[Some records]
══════════

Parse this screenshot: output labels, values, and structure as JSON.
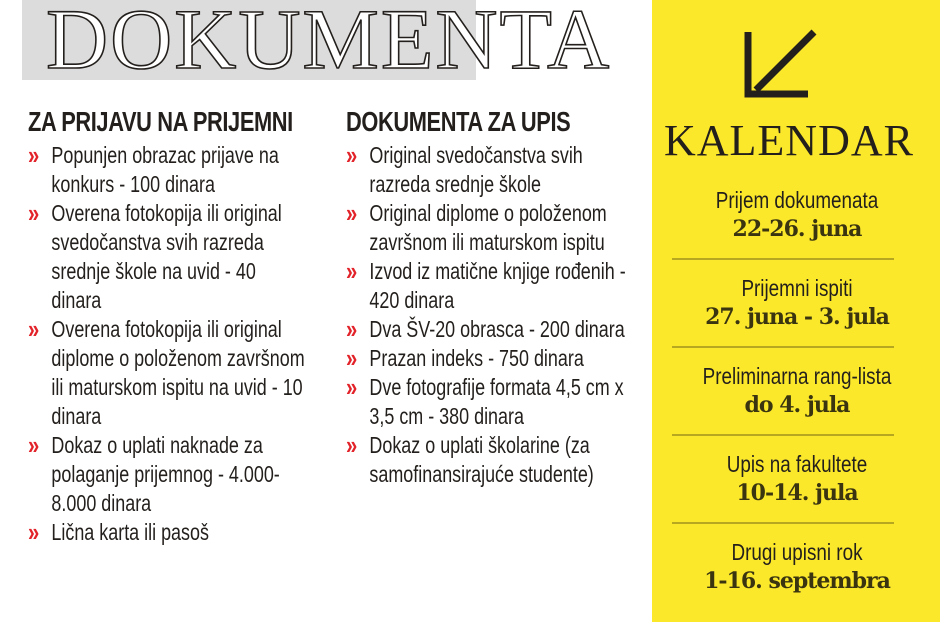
{
  "title": "DOKUMENTA",
  "left": {
    "heading": "ZA PRIJAVU NA PRIJEMNI",
    "items": [
      "Popunjen obrazac prijave na konkurs - 100 dinara",
      "Overena fotokopija ili original svedočanstva svih razreda srednje škole na uvid - 40 dinara",
      "Overena fotokopija ili original diplome o položenom završnom ili maturskom ispitu na uvid - 10 dinara",
      "Dokaz o uplati naknade za polaganje prijemnog - 4.000-8.000 dinara",
      "Lična karta ili pasoš"
    ]
  },
  "middle": {
    "heading": "DOKUMENTA ZA UPIS",
    "items": [
      "Original svedočanstva svih razreda srednje škole",
      "Original diplome o položenom završnom ili maturskom ispitu",
      "Izvod iz matične knjige rođenih - 420 dinara",
      "Dva ŠV-20 obrasca - 200 dinara",
      "Prazan indeks - 750 dinara",
      "Dve fotografije formata 4,5 cm x 3,5 cm - 380 dinara",
      "Dokaz o uplati školarine (za samofinansirajuće studente)"
    ]
  },
  "bullet": "»",
  "calendar": {
    "title": "KALENDAR",
    "icon": "arrow-down-left-icon",
    "events": [
      {
        "label": "Prijem dokumenata",
        "date": "22-26. juna"
      },
      {
        "label": "Prijemni ispiti",
        "date": "27. juna - 3. jula"
      },
      {
        "label": "Preliminarna rang-lista",
        "date": "do 4. jula"
      },
      {
        "label": "Upis na fakultete",
        "date": "10-14. jula"
      },
      {
        "label": "Drugi upisni rok",
        "date": "1-16. septembra"
      }
    ]
  },
  "colors": {
    "panel": "#fce82a",
    "bullet": "#e2232a",
    "title_bg": "#dcdcdc"
  }
}
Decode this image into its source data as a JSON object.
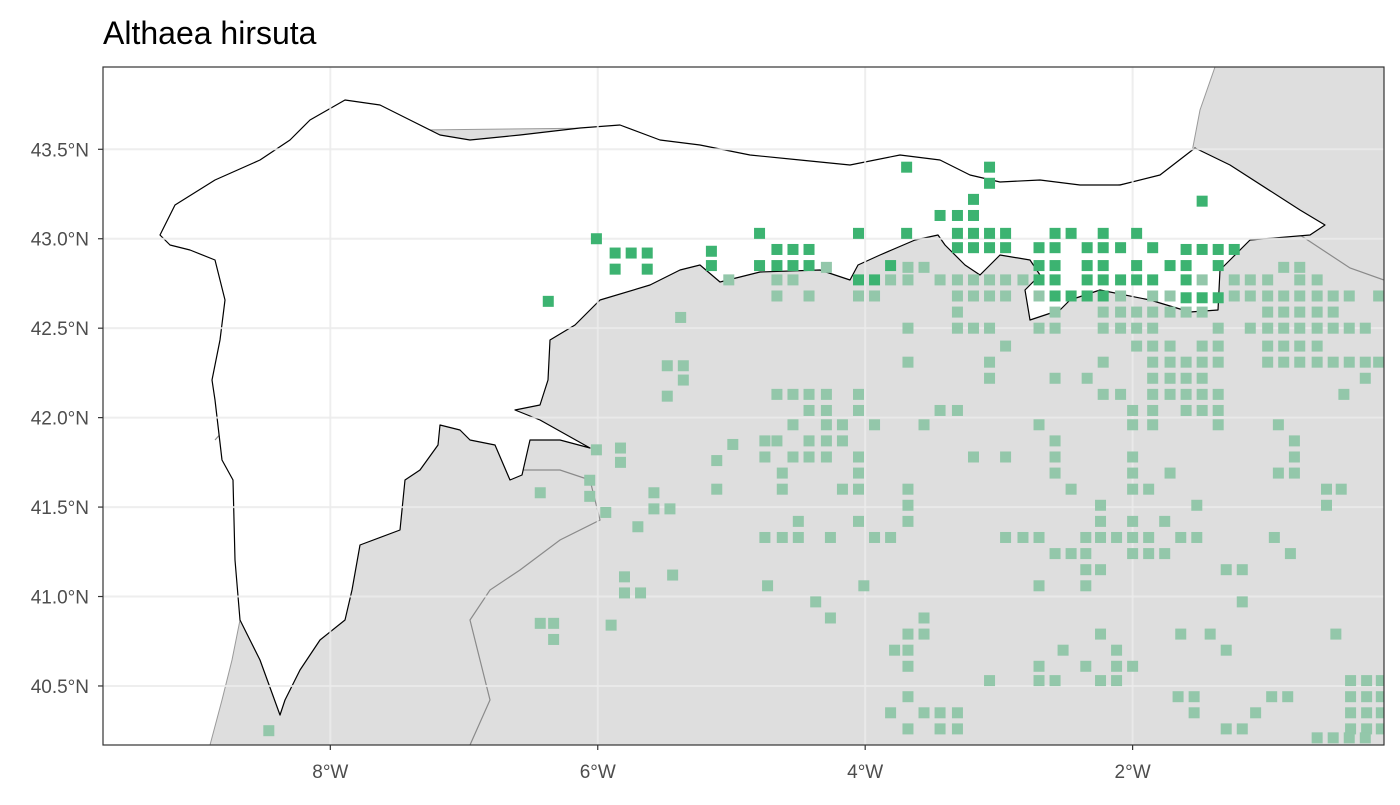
{
  "chart_data": {
    "type": "scatter",
    "title": "Althaea hirsuta",
    "xlim": [
      -9.7,
      -0.12
    ],
    "ylim": [
      40.17,
      43.96
    ],
    "grid": true,
    "xticks": [
      {
        "value": -8,
        "label": "8°W"
      },
      {
        "value": -6,
        "label": "6°W"
      },
      {
        "value": -4,
        "label": "4°W"
      },
      {
        "value": -2,
        "label": "2°W"
      }
    ],
    "yticks": [
      {
        "value": 40.5,
        "label": "40.5°N"
      },
      {
        "value": 41.0,
        "label": "41.0°N"
      },
      {
        "value": 41.5,
        "label": "41.5°N"
      },
      {
        "value": 42.0,
        "label": "42.0°N"
      },
      {
        "value": 42.5,
        "label": "42.5°N"
      },
      {
        "value": 43.0,
        "label": "43.0°N"
      },
      {
        "value": 43.5,
        "label": "43.5°N"
      }
    ],
    "series": [
      {
        "color": "#93c7aa",
        "x": [
          -4.29,
          -3.68,
          -3.56,
          -0.87,
          -0.75,
          -5.02,
          -4.66,
          -4.54,
          -3.81,
          -3.68,
          -3.44,
          -3.31,
          -3.19,
          -3.07,
          -2.95,
          -2.82,
          -1.48,
          -1.24,
          -1.12,
          -0.99,
          -0.75,
          -0.62,
          -4.66,
          -4.42,
          -4.05,
          -3.93,
          -3.31,
          -3.19,
          -3.07,
          -2.95,
          -2.7,
          -2.34,
          -2.09,
          -1.85,
          -1.72,
          -1.24,
          -1.12,
          -0.99,
          -0.87,
          -0.75,
          -0.62,
          -0.5,
          -0.38,
          -0.16,
          -3.31,
          -2.58,
          -2.22,
          -2.09,
          -1.97,
          -1.85,
          -1.72,
          -1.6,
          -1.48,
          -0.99,
          -0.87,
          -0.75,
          -0.62,
          -0.5,
          -5.38,
          -3.68,
          -3.31,
          -3.19,
          -3.07,
          -2.7,
          -2.58,
          -2.22,
          -2.09,
          -1.97,
          -1.85,
          -1.36,
          -1.12,
          -0.99,
          -0.87,
          -0.75,
          -0.62,
          -0.5,
          -0.38,
          -0.26,
          -2.95,
          -1.97,
          -1.85,
          -1.72,
          -1.48,
          -1.36,
          -0.99,
          -0.87,
          -0.75,
          -0.62,
          -3.68,
          -3.07,
          -2.22,
          -1.85,
          -1.72,
          -1.6,
          -1.48,
          -1.36,
          -0.99,
          -0.87,
          -0.75,
          -0.62,
          -0.5,
          -0.38,
          -0.26,
          -0.16,
          -5.48,
          -5.36,
          -3.07,
          -2.58,
          -2.34,
          -1.85,
          -1.72,
          -1.6,
          -1.48,
          -0.26,
          -5.36,
          -5.48,
          -4.66,
          -4.54,
          -4.42,
          -4.29,
          -4.05,
          -2.22,
          -2.09,
          -1.85,
          -1.72,
          -1.6,
          -1.48,
          -1.36,
          -0.42,
          -4.42,
          -4.29,
          -4.05,
          -3.44,
          -3.31,
          -2.0,
          -1.85,
          -1.6,
          -1.48,
          -1.36,
          -4.54,
          -4.29,
          -4.17,
          -3.93,
          -3.56,
          -2.7,
          -2.0,
          -1.85,
          -1.36,
          -0.91,
          -4.75,
          -4.66,
          -4.42,
          -4.29,
          -4.17,
          -2.58,
          -0.79,
          -4.99,
          -5.83,
          -6.01,
          -4.75,
          -4.54,
          -4.42,
          -4.29,
          -4.05,
          -3.19,
          -2.95,
          -2.58,
          -2.0,
          -0.79,
          -5.11,
          -5.83,
          -4.62,
          -4.05,
          -2.58,
          -2.0,
          -1.72,
          -0.91,
          -0.79,
          -6.06,
          -5.11,
          -4.62,
          -4.17,
          -4.05,
          -3.68,
          -2.46,
          -2.0,
          -1.88,
          -0.55,
          -0.44,
          -6.43,
          -5.58,
          -6.06,
          -3.68,
          -2.24,
          -1.52,
          -0.55,
          -5.58,
          -5.46,
          -5.94,
          -4.5,
          -4.05,
          -3.68,
          -2.24,
          -2.0,
          -1.76,
          -5.7,
          -4.75,
          -4.62,
          -4.5,
          -4.26,
          -3.93,
          -3.81,
          -2.95,
          -2.82,
          -2.7,
          -2.35,
          -2.24,
          -2.12,
          -2.0,
          -1.88,
          -1.64,
          -1.52,
          -0.94,
          -2.58,
          -2.46,
          -2.35,
          -2.0,
          -1.88,
          -1.76,
          -0.82,
          -2.35,
          -2.24,
          -1.3,
          -1.18,
          -5.44,
          -5.8,
          -4.73,
          -4.01,
          -2.7,
          -2.35,
          -5.8,
          -5.68,
          -4.37,
          -1.18,
          -4.26,
          -3.56,
          -6.43,
          -6.33,
          -5.9,
          -3.68,
          -3.56,
          -2.24,
          -1.64,
          -1.42,
          -0.48,
          -6.33,
          -3.78,
          -3.68,
          -2.52,
          -2.12,
          -1.3,
          -3.68,
          -2.7,
          -2.35,
          -2.12,
          -2.0,
          -3.07,
          -2.7,
          -2.58,
          -2.24,
          -2.12,
          -0.37,
          -0.25,
          -0.14,
          -3.68,
          -1.66,
          -1.54,
          -0.96,
          -0.84,
          -0.37,
          -0.25,
          -0.14,
          -3.81,
          -3.56,
          -3.44,
          -3.31,
          -1.54,
          -1.08,
          -0.37,
          -0.25,
          -0.14,
          -3.68,
          -3.44,
          -3.31,
          -1.3,
          -1.18,
          -0.37,
          -0.25,
          -0.14,
          -8.46,
          -0.62,
          -0.5,
          -0.38,
          -0.26
        ],
        "y": [
          42.84,
          42.84,
          42.84,
          42.84,
          42.84,
          42.77,
          42.77,
          42.77,
          42.77,
          42.77,
          42.77,
          42.77,
          42.77,
          42.77,
          42.77,
          42.77,
          42.77,
          42.77,
          42.77,
          42.77,
          42.77,
          42.77,
          42.68,
          42.68,
          42.68,
          42.68,
          42.68,
          42.68,
          42.68,
          42.68,
          42.68,
          42.68,
          42.68,
          42.68,
          42.68,
          42.68,
          42.68,
          42.68,
          42.68,
          42.68,
          42.68,
          42.68,
          42.68,
          42.68,
          42.59,
          42.59,
          42.59,
          42.59,
          42.59,
          42.59,
          42.59,
          42.59,
          42.59,
          42.59,
          42.59,
          42.59,
          42.59,
          42.59,
          42.56,
          42.5,
          42.5,
          42.5,
          42.5,
          42.5,
          42.5,
          42.5,
          42.5,
          42.5,
          42.5,
          42.5,
          42.5,
          42.5,
          42.5,
          42.5,
          42.5,
          42.5,
          42.5,
          42.5,
          42.4,
          42.4,
          42.4,
          42.4,
          42.4,
          42.4,
          42.4,
          42.4,
          42.4,
          42.4,
          42.31,
          42.31,
          42.31,
          42.31,
          42.31,
          42.31,
          42.31,
          42.31,
          42.31,
          42.31,
          42.31,
          42.31,
          42.31,
          42.31,
          42.31,
          42.31,
          42.29,
          42.29,
          42.22,
          42.22,
          42.22,
          42.22,
          42.22,
          42.22,
          42.22,
          42.22,
          42.21,
          42.12,
          42.13,
          42.13,
          42.13,
          42.13,
          42.13,
          42.13,
          42.13,
          42.13,
          42.13,
          42.13,
          42.13,
          42.13,
          42.13,
          42.04,
          42.04,
          42.04,
          42.04,
          42.04,
          42.04,
          42.04,
          42.04,
          42.04,
          42.04,
          41.96,
          41.96,
          41.96,
          41.96,
          41.96,
          41.96,
          41.96,
          41.96,
          41.96,
          41.96,
          41.87,
          41.87,
          41.87,
          41.87,
          41.87,
          41.87,
          41.87,
          41.85,
          41.83,
          41.82,
          41.78,
          41.78,
          41.78,
          41.78,
          41.78,
          41.78,
          41.78,
          41.78,
          41.78,
          41.78,
          41.76,
          41.75,
          41.69,
          41.69,
          41.69,
          41.69,
          41.69,
          41.69,
          41.69,
          41.65,
          41.6,
          41.6,
          41.6,
          41.6,
          41.6,
          41.6,
          41.6,
          41.6,
          41.6,
          41.6,
          41.58,
          41.58,
          41.56,
          41.51,
          41.51,
          41.51,
          41.51,
          41.49,
          41.49,
          41.47,
          41.42,
          41.42,
          41.42,
          41.42,
          41.42,
          41.42,
          41.39,
          41.33,
          41.33,
          41.33,
          41.33,
          41.33,
          41.33,
          41.33,
          41.33,
          41.33,
          41.33,
          41.33,
          41.33,
          41.33,
          41.33,
          41.33,
          41.33,
          41.33,
          41.24,
          41.24,
          41.24,
          41.24,
          41.24,
          41.24,
          41.24,
          41.15,
          41.15,
          41.15,
          41.15,
          41.12,
          41.11,
          41.06,
          41.06,
          41.06,
          41.06,
          41.02,
          41.02,
          40.97,
          40.97,
          40.88,
          40.88,
          40.85,
          40.85,
          40.84,
          40.79,
          40.79,
          40.79,
          40.79,
          40.79,
          40.79,
          40.76,
          40.7,
          40.7,
          40.7,
          40.7,
          40.7,
          40.61,
          40.61,
          40.61,
          40.61,
          40.61,
          40.53,
          40.53,
          40.53,
          40.53,
          40.53,
          40.53,
          40.53,
          40.53,
          40.44,
          40.44,
          40.44,
          40.44,
          40.44,
          40.44,
          40.44,
          40.44,
          40.35,
          40.35,
          40.35,
          40.35,
          40.35,
          40.35,
          40.35,
          40.35,
          40.35,
          40.26,
          40.26,
          40.26,
          40.26,
          40.26,
          40.26,
          40.26,
          40.26,
          40.25,
          40.21,
          40.21,
          40.21,
          40.21
        ]
      },
      {
        "color": "#3cb371",
        "x": [
          -3.69,
          -3.07,
          -3.07,
          -1.48,
          -3.19,
          -3.44,
          -3.31,
          -3.19,
          -6.01,
          -4.79,
          -4.05,
          -3.69,
          -3.31,
          -3.19,
          -3.07,
          -2.95,
          -2.58,
          -2.46,
          -2.22,
          -1.97,
          -5.87,
          -5.75,
          -5.63,
          -5.15,
          -4.66,
          -4.54,
          -4.42,
          -1.6,
          -1.48,
          -1.36,
          -1.24,
          -3.31,
          -3.19,
          -3.07,
          -2.95,
          -2.7,
          -2.58,
          -2.34,
          -2.22,
          -2.09,
          -1.85,
          -5.87,
          -5.63,
          -5.15,
          -4.79,
          -4.66,
          -4.54,
          -4.42,
          -3.81,
          -2.7,
          -2.58,
          -2.34,
          -2.22,
          -1.97,
          -1.72,
          -1.6,
          -1.36,
          -4.05,
          -3.93,
          -2.7,
          -2.58,
          -2.34,
          -2.22,
          -2.09,
          -1.97,
          -1.85,
          -1.6,
          -2.58,
          -2.46,
          -2.34,
          -2.22,
          -1.6,
          -1.48,
          -1.36,
          -6.37
        ],
        "y": [
          43.4,
          43.4,
          43.31,
          43.21,
          43.22,
          43.13,
          43.13,
          43.13,
          43.0,
          43.03,
          43.03,
          43.03,
          43.03,
          43.03,
          43.03,
          43.03,
          43.03,
          43.03,
          43.03,
          43.03,
          42.92,
          42.92,
          42.92,
          42.93,
          42.94,
          42.94,
          42.94,
          42.94,
          42.94,
          42.94,
          42.94,
          42.95,
          42.95,
          42.95,
          42.95,
          42.95,
          42.95,
          42.95,
          42.95,
          42.95,
          42.95,
          42.83,
          42.83,
          42.85,
          42.85,
          42.85,
          42.85,
          42.85,
          42.85,
          42.85,
          42.85,
          42.85,
          42.85,
          42.85,
          42.85,
          42.85,
          42.85,
          42.77,
          42.77,
          42.77,
          42.77,
          42.77,
          42.77,
          42.77,
          42.77,
          42.77,
          42.77,
          42.68,
          42.68,
          42.68,
          42.68,
          42.67,
          42.67,
          42.67,
          42.65
        ]
      }
    ]
  }
}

══════════

== PROBLEM REQUIREMENTS ==
Answer with one number: how many lines of the entries above include the word "DOKUMENTA".

== TASK RESPONSE ==
2